* _WRITTEN TASK_
Everything in the listing except the pictures should be written out exactly.

* _DATA FOR THIS TASK_
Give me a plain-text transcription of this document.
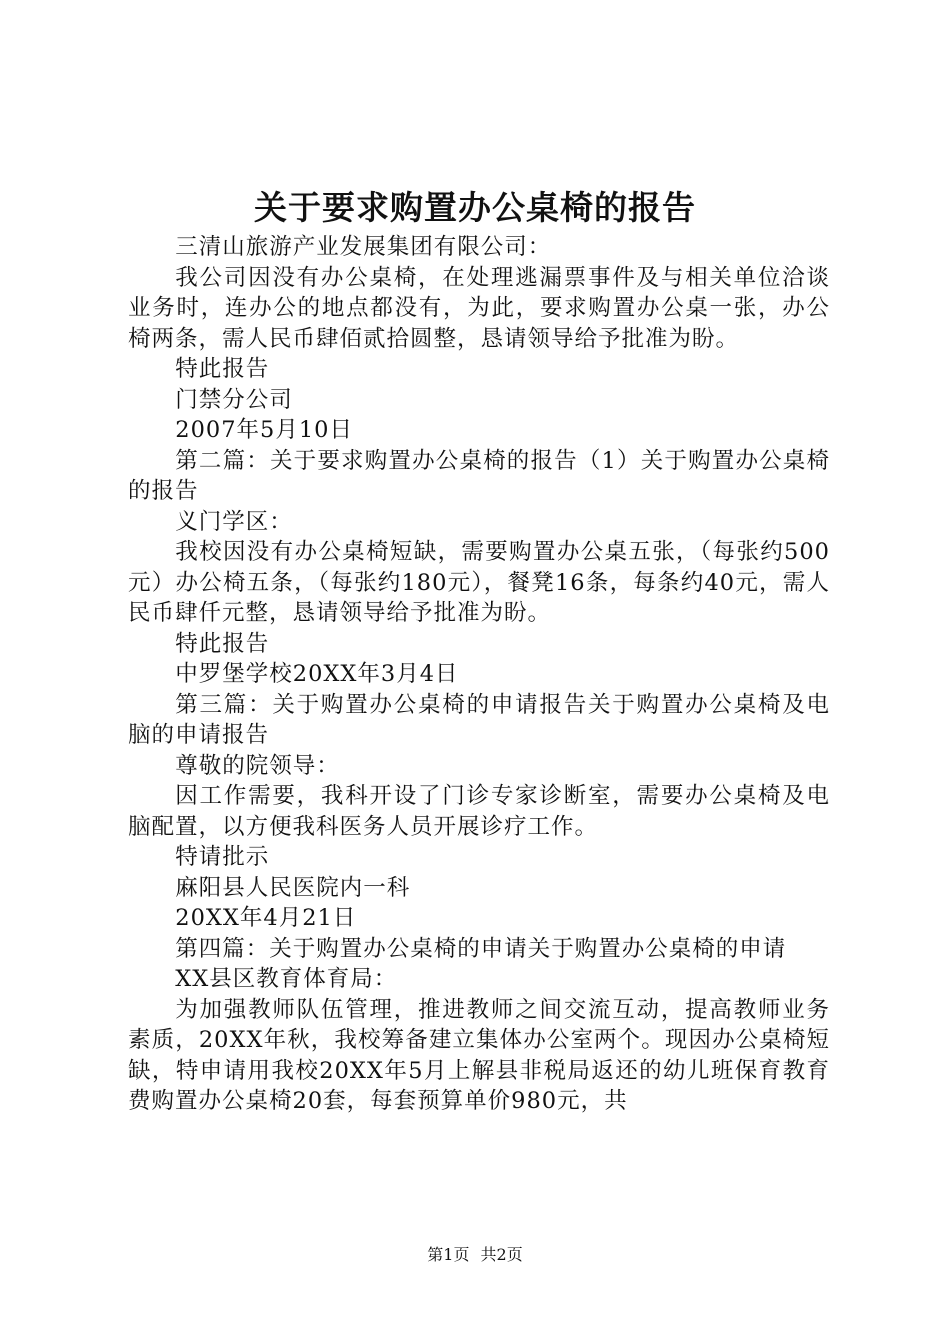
关于要求购置办公桌椅的报告

三清山旅游产业发展集团有限公司：

我公司因没有办公桌椅，在处理逃漏票事件及与相关单位洽谈业务时，连办公的地点都没有，为此，要求购置办公桌一张，办公椅两条，需人民币肆佰贰拾圆整，恳请领导给予批准为盼。

特此报告

门禁分公司

2007年5月10日

第二篇：关于要求购置办公桌椅的报告（1）关于购置办公桌椅的报告

义门学区：

我校因没有办公桌椅短缺，需要购置办公桌五张，（每张约500元）办公椅五条，（每张约180元），餐凳16条，每条约40元，需人民币肆仟元整，恳请领导给予批准为盼。

特此报告

中罗堡学校20XX年3月4日

第三篇：关于购置办公桌椅的申请报告关于购置办公桌椅及电脑的申请报告

尊敬的院领导：

因工作需要，我科开设了门诊专家诊断室，需要办公桌椅及电脑配置，以方便我科医务人员开展诊疗工作。

特请批示

麻阳县人民医院内一科

20XX年4月21日

第四篇：关于购置办公桌椅的申请关于购置办公桌椅的申请

XX县区教育体育局：

为加强教师队伍管理，推进教师之间交流互动，提高教师业务素质，20XX年秋，我校筹备建立集体办公室两个。现因办公桌椅短缺，特申请用我校20XX年5月上解县非税局返还的幼儿班保育教育费购置办公桌椅20套，每套预算单价980元，共

第1页 共2页
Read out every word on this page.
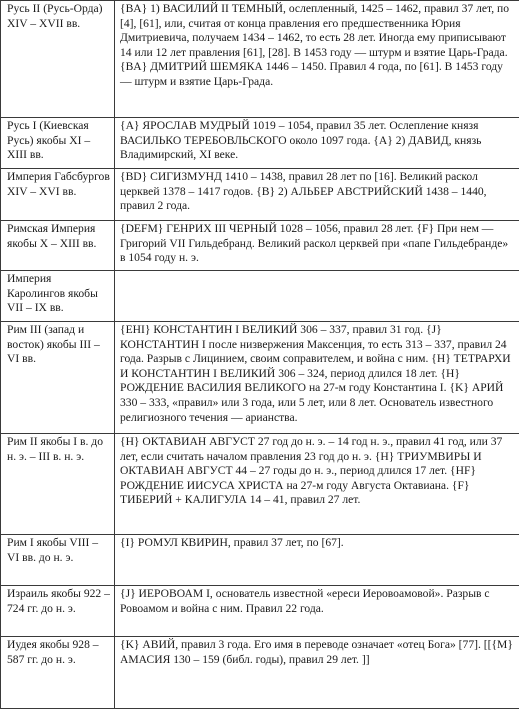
Русь II (Русь-Орда) XIV – XVII вв.	{BA} 1) ВАСИЛИЙ II ТЕМНЫЙ, ослепленный, 1425 – 1462, правил 37 лет, по [4], [61], или, считая от конца правления его предшественника Юрия Дмитриевича, получаем 1434 – 1462, то есть 28 лет. Иногда ему приписывают 14 или 12 лет правления [61], [28]. В 1453 году — штурм и взятие Царь-Града. {BA} ДМИТРИЙ ШЕМЯКА 1446 – 1450. Правил 4 года, по [61]. В 1453 году — штурм и взятие Царь-Града.
Русь I (Киевская Русь) якобы XI – XIII вв.	{A} ЯРОСЛАВ МУДРЫЙ 1019 – 1054, правил 35 лет. Ослепление князя ВАСИЛЬКО ТЕРЕБОВЛЬСКОГО около 1097 года. {A} 2) ДАВИД, князь Владимирский, XI веке.
Империя Габсбургов XIV – XVI вв.	{BD} СИГИЗМУНД 1410 – 1438, правил 28 лет по [16]. Великий раскол церквей 1378 – 1417 годов. {B} 2) АЛЬБЕР АВСТРИЙСКИЙ 1438 – 1440, правил 2 года.
Римская Империя якобы X – XIII вв.	{DEFM} ГЕНРИХ III ЧЕРНЫЙ 1028 – 1056, правил 28 лет. {F} При нем — Григорий VII Гильдебранд. Великий раскол церквей при «папе Гильдебранде» в 1054 году н. э.
Империя Каролингов якобы VII – IX вв.	
Рим III (запад и восток) якобы III – VI вв.	{EHI} КОНСТАНТИН I ВЕЛИКИЙ 306 – 337, правил 31 год. {J} КОНСТАНТИН I после низвержения Максенция, то есть 313 – 337, правил 24 года. Разрыв с Лицинием, своим соправителем, и война с ним. {H} ТЕТРАРХИ И КОНСТАНТИН I ВЕЛИКИЙ 306 – 324, период длился 18 лет. {H} РОЖДЕНИЕ ВАСИЛИЯ ВЕЛИКОГО на 27-м году Константина I. {K} АРИЙ 330 – 333, «правил» или 3 года, или 5 лет, или 8 лет. Основатель известного религиозного течения — арианства.
Рим II якобы I в. до н. э. – III в. н. э.	{H} ОКТАВИАН АВГУСТ 27 год до н. э. – 14 год н. э., правил 41 год, или 37 лет, если считать началом правления 23 год до н. э. {H} ТРИУМВИРЫ И ОКТАВИАН АВГУСТ 44 – 27 годы до н. э., период длился 17 лет. {HF} РОЖДЕНИЕ ИИСУСА ХРИСТА на 27-м году Августа Октавиана. {F} ТИБЕРИЙ + КАЛИГУЛА 14 – 41, правил 27 лет.
Рим I якобы VIII – VI вв. до н. э.	{I} РОМУЛ КВИРИН, правил 37 лет, по [67].
Израиль якобы 922 – 724 гг. до н. э.	{J} ИЕРОВОАМ I, основатель известной «ереси Иеровоамовой». Разрыв с Ровоамом и война с ним. Правил 22 года.
Иудея якобы 928 – 587 гг. до н. э.	{K} АВИЙ, правил 3 года. Его имя в переводе означает «отец Бога» [77]. [[{M} АМАСИЯ 130 – 159 (библ. годы), правил 29 лет. ]]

* _RESPONSE FOR THIS EXERCISE_
Give me a plain-text transcription of this document.
关于要求购置办公桌椅的报告

三清山旅游产业发展集团有限公司：

我公司因没有办公桌椅，在处理逃漏票事件及与相关单位洽谈业务时，连办公的地点都没有，为此，要求购置办公桌一张，办公椅两条，需人民币肆佰贰拾圆整，恳请领导给予批准为盼。

特此报告

门禁分公司

2007年5月10日

第二篇：关于要求购置办公桌椅的报告（1）关于购置办公桌椅的报告

义门学区：

我校因没有办公桌椅短缺，需要购置办公桌五张，（每张约500元）办公椅五条，（每张约180元），餐凳16条，每条约40元，需人民币肆仟元整，恳请领导给予批准为盼。

特此报告

中罗堡学校20XX年3月4日

第三篇：关于购置办公桌椅的申请报告关于购置办公桌椅及电脑的申请报告

尊敬的院领导：

因工作需要，我科开设了门诊专家诊断室，需要办公桌椅及电脑配置，以方便我科医务人员开展诊疗工作。

特请批示

麻阳县人民医院内一科

20XX年4月21日

第四篇：关于购置办公桌椅的申请关于购置办公桌椅的申请

XX县区教育体育局：

为加强教师队伍管理，推进教师之间交流互动，提高教师业务素质，20XX年秋，我校筹备建立集体办公室两个。现因办公桌椅短缺，特申请用我校20XX年5月上解县非税局返还的幼儿班保育教育费购置办公桌椅20套，每套预算单价980元，共

第1页 共2页
Read out every word on this page.
Русь II (Русь-Орда) XIV – XVII вв.	{BA} 1) ВАСИЛИЙ II ТЕМНЫЙ, ослепленный, 1425 – 1462, правил 37 лет, по [4], [61], или, считая от конца правления его предшественника Юрия Дмитриевича, получаем 1434 – 1462, то есть 28 лет. Иногда ему приписывают 14 или 12 лет правления [61], [28]. В 1453 году — штурм и взятие Царь-Града. {BA} ДМИТРИЙ ШЕМЯКА 1446 – 1450. Правил 4 года, по [61]. В 1453 году — штурм и взятие Царь-Града.
Русь I (Киевская Русь) якобы XI – XIII вв.	{A} ЯРОСЛАВ МУДРЫЙ 1019 – 1054, правил 35 лет. Ослепление князя ВАСИЛЬКО ТЕРЕБОВЛЬСКОГО около 1097 года. {A} 2) ДАВИД, князь Владимирский, XI веке.
Империя Габсбургов XIV – XVI вв.	{BD} СИГИЗМУНД 1410 – 1438, правил 28 лет по [16]. Великий раскол церквей 1378 – 1417 годов. {B} 2) АЛЬБЕР АВСТРИЙСКИЙ 1438 – 1440, правил 2 года.
Римская Империя якобы X – XIII вв.	{DEFM} ГЕНРИХ III ЧЕРНЫЙ 1028 – 1056, правил 28 лет. {F} При нем — Григорий VII Гильдебранд. Великий раскол церквей при «папе Гильдебранде» в 1054 году н. э.
Империя Каролингов якобы VII – IX вв.	
Рим III (запад и восток) якобы III – VI вв.	{EHI} КОНСТАНТИН I ВЕЛИКИЙ 306 – 337, правил 31 год. {J} КОНСТАНТИН I после низвержения Максенция, то есть 313 – 337, правил 24 года. Разрыв с Лицинием, своим соправителем, и война с ним. {H} ТЕТРАРХИ И КОНСТАНТИН I ВЕЛИКИЙ 306 – 324, период длился 18 лет. {H} РОЖДЕНИЕ ВАСИЛИЯ ВЕЛИКОГО на 27-м году Константина I. {K} АРИЙ 330 – 333, «правил» или 3 года, или 5 лет, или 8 лет. Основатель известного религиозного течения — арианства.
Рим II якобы I в. до н. э. – III в. н. э.	{H} ОКТАВИАН АВГУСТ 27 год до н. э. – 14 год н. э., правил 41 год, или 37 лет, если считать началом правления 23 год до н. э. {H} ТРИУМВИРЫ И ОКТАВИАН АВГУСТ 44 – 27 годы до н. э., период длился 17 лет. {HF} РОЖДЕНИЕ ИИСУСА ХРИСТА на 27-м году Августа Октавиана. {F} ТИБЕРИЙ + КАЛИГУЛА 14 – 41, правил 27 лет.
Рим I якобы VIII – VI вв. до н. э.	{I} РОМУЛ КВИРИН, правил 37 лет, по [67].
Израиль якобы 922 – 724 гг. до н. э.	{J} ИЕРОВОАМ I, основатель известной «ереси Иеровоамовой». Разрыв с Ровоамом и война с ним. Правил 22 года.
Иудея якобы 928 – 587 гг. до н. э.	{K} АВИЙ, правил 3 года. Его имя в переводе означает «отец Бога» [77]. [[{M} АМАСИЯ 130 – 159 (библ. годы), правил 29 лет. ]]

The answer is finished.